● What you have to do: Copy out the listing exactly.

● Dataset items:
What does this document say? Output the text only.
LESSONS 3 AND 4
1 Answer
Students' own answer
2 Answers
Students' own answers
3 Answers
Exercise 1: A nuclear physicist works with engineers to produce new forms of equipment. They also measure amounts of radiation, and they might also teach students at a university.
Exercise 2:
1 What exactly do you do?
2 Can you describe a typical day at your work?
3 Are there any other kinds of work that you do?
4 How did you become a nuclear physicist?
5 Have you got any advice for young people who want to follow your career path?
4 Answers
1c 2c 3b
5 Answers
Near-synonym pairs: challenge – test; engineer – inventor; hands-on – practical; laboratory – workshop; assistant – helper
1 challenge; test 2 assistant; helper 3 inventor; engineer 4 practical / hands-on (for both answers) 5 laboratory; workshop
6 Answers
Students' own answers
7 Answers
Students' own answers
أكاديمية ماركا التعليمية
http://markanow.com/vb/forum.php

● Correct result:
What does this document say? Output the text only.
LESSONS 3 AND 4
1 Answer
Students' own answer
2 Answers
Students' own answers
3 Answers
Exercise 1: A nuclear physicist works with engineers to produce new forms of equipment. They also measure amounts of radiation, and they might also teach students at a university.
Exercise 2:
1 What exactly do you do?
2 Can you describe a typical day at your work?
3 Are there any other kinds of work that you do?
4 How did you become a nuclear physicist?
5 Have you got any advice for young people who want to follow your career path?
4 Answers
1c 2c 3b
5 Answers
Near-synonym pairs: challenge – test; engineer – inventor; hands-on – practical; laboratory – workshop; assistant – helper
1 challenge; test 2 assistant; helper 3 inventor; engineer 4 practical / hands-on (for both answers) 5 laboratory; workshop
6 Answers
Students' own answers
7 Answers
Students' own answers
أكاديمية ماركا التعليمية
http://markanow.com/vb/forum.php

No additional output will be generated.